| The request |
Take every line that has the string "marker" and copy it out.

| Records |
====

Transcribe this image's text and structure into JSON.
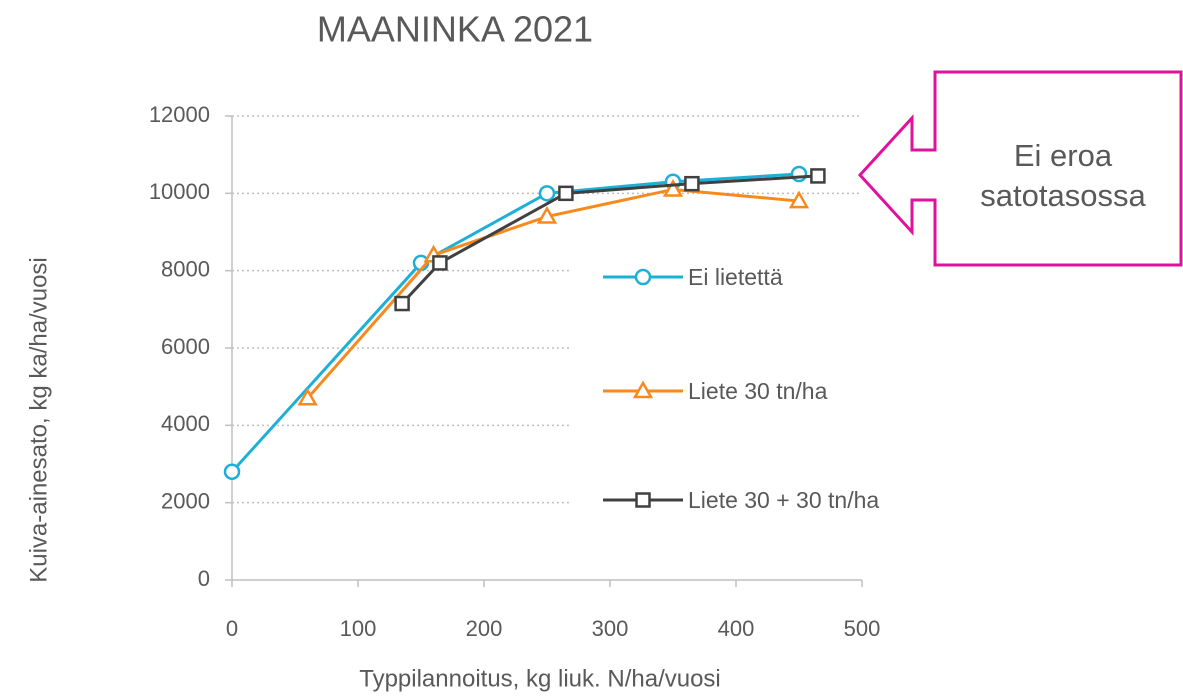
{
  "chart_data": {
    "type": "line",
    "title": "MAANINKA 2021",
    "x_label": "Typpilannoitus, kg liuk. N/ha/vuosi",
    "y_label": "Kuiva-ainesato, kg ka/ha/vuosi",
    "annotation": [
      "Ei eroa",
      "satotasossa"
    ],
    "annotation_color": "#e0119c",
    "xlim": [
      0,
      500
    ],
    "xticks": [
      0,
      100,
      200,
      300,
      400,
      500
    ],
    "ylim": [
      0,
      12000
    ],
    "yticks": [
      0,
      2000,
      4000,
      6000,
      8000,
      10000,
      12000
    ],
    "grid": true,
    "legend": "right",
    "series": [
      {
        "name": "Ei lietettä",
        "color": "#1cb0d8",
        "marker": "circle",
        "x": [
          0,
          150,
          250,
          350,
          450
        ],
        "values": [
          2800,
          8200,
          10000,
          10300,
          10500
        ]
      },
      {
        "name": "Liete 30 tn/ha",
        "color": "#f78a1d",
        "marker": "triangle",
        "x": [
          60,
          160,
          250,
          350,
          450
        ],
        "values": [
          4700,
          8400,
          9400,
          10100,
          9800
        ]
      },
      {
        "name": "Liete 30 + 30 tn/ha",
        "color": "#404040",
        "marker": "square",
        "x": [
          135,
          165,
          265,
          365,
          465
        ],
        "values": [
          7150,
          8200,
          10000,
          10250,
          10450
        ]
      }
    ]
  }
}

====

| Solved exercise |
        "marker": "circle",
        "marker": "triangle",
        "marker": "square",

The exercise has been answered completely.